**What to produce:** In the entries that follow, how many lines hold the string "this"? Give only that number.

# start of Data rows

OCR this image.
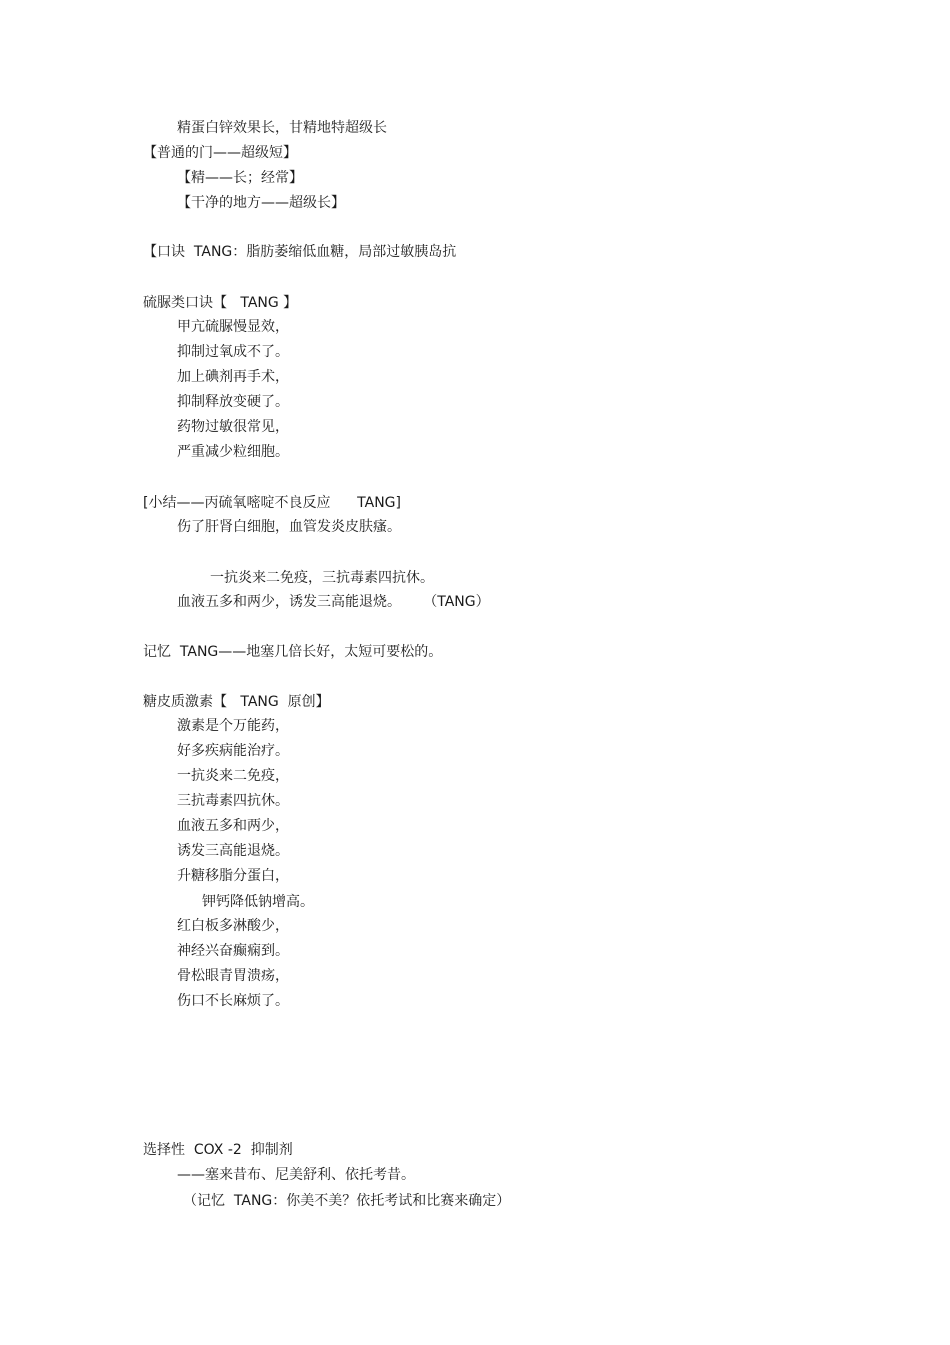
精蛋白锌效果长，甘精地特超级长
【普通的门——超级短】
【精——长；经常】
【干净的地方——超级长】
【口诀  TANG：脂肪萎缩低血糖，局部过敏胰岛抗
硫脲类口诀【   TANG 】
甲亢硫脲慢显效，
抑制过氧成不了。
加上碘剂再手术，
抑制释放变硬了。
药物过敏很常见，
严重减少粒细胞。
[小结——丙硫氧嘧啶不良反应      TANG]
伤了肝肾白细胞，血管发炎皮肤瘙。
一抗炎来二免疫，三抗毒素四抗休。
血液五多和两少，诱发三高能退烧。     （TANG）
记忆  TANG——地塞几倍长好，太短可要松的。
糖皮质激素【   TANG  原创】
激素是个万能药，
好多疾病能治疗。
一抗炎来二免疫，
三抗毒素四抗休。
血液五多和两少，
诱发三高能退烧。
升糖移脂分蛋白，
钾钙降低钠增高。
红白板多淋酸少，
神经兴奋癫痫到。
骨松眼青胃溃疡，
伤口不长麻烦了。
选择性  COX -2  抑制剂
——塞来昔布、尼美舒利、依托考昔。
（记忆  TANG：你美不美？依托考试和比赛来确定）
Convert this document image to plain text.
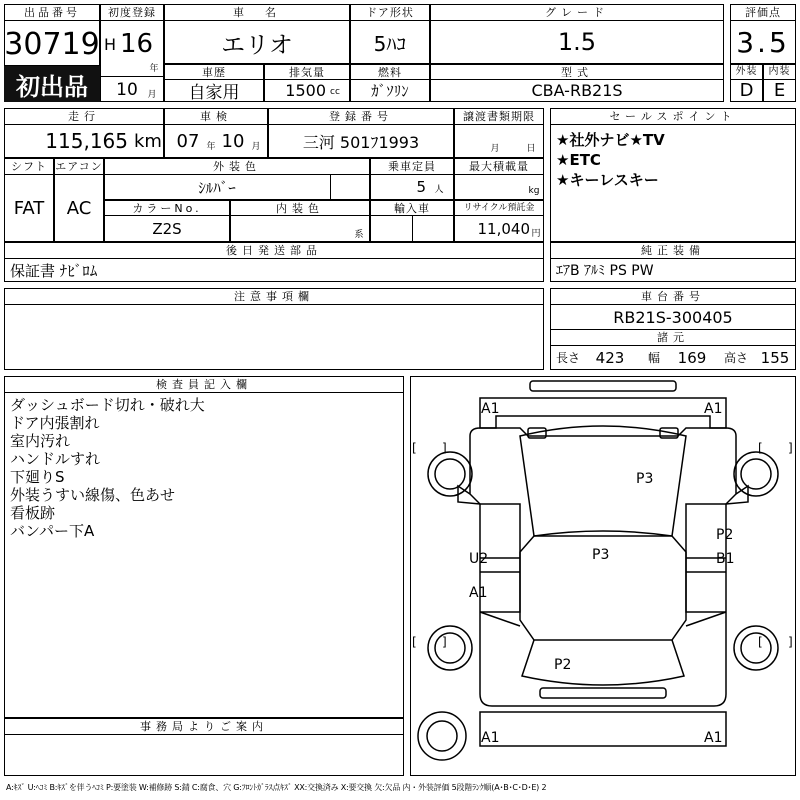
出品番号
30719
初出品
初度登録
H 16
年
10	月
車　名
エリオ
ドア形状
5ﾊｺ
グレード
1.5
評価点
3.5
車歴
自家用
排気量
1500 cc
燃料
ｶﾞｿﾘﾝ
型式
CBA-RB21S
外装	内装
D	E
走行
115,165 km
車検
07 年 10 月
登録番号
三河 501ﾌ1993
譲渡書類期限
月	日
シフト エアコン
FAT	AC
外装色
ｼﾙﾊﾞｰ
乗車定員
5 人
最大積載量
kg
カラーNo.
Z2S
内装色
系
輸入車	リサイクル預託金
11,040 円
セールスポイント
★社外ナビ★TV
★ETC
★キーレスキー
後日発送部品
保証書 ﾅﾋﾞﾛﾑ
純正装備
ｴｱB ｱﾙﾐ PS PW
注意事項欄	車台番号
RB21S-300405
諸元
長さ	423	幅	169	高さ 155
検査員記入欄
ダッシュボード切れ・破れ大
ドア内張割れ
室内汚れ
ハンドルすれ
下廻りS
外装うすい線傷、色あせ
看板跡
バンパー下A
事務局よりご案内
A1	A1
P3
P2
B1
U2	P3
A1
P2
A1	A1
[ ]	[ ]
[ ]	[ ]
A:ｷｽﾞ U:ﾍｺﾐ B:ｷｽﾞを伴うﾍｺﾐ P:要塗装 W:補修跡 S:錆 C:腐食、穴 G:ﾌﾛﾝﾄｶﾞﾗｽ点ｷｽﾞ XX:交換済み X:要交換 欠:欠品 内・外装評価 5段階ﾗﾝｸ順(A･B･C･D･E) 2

# end of Data rows

**Correct answer:** 2